## Job
Output all records precisely as written.
---------------
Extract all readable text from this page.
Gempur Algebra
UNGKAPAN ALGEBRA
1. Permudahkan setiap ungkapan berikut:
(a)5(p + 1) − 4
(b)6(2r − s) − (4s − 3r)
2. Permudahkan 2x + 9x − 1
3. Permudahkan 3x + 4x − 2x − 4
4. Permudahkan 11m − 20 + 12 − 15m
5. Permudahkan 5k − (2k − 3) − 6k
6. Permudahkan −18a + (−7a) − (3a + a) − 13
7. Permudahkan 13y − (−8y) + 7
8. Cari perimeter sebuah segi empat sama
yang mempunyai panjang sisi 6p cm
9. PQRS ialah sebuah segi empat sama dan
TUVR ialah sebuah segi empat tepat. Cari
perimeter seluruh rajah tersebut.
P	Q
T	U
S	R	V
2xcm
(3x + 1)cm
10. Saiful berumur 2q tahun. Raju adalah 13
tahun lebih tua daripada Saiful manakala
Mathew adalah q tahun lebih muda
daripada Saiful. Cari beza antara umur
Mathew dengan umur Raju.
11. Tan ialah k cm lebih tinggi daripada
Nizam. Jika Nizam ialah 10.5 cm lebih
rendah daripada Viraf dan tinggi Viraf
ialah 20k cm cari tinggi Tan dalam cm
---------------
## Solution
Extract all readable text from this page.
Gempur Algebra
UNGKAPAN ALGEBRA
1. Permudahkan setiap ungkapan berikut:
(a)5(p + 1) − 4
(b)6(2r − s) − (4s − 3r)
2. Permudahkan 2x + 9x − 1
3. Permudahkan 3x + 4x − 2x − 4
4. Permudahkan 11m − 20 + 12 − 15m
5. Permudahkan 5k − (2k − 3) − 6k
6. Permudahkan −18a + (−7a) − (3a + a) − 13
7. Permudahkan 13y − (−8y) + 7
8. Cari perimeter sebuah segi empat sama
yang mempunyai panjang sisi 6p cm
9. PQRS ialah sebuah segi empat sama dan
TUVR ialah sebuah segi empat tepat. Cari
perimeter seluruh rajah tersebut.
P	Q
T	U
S	R	V
2xcm
(3x + 1)cm
10. Saiful berumur 2q tahun. Raju adalah 13
tahun lebih tua daripada Saiful manakala
Mathew adalah q tahun lebih muda
daripada Saiful. Cari beza antara umur
Mathew dengan umur Raju.
11. Tan ialah k cm lebih tinggi daripada
Nizam. Jika Nizam ialah 10.5 cm lebih
rendah daripada Viraf dan tinggi Viraf
ialah 20k cm cari tinggi Tan dalam cm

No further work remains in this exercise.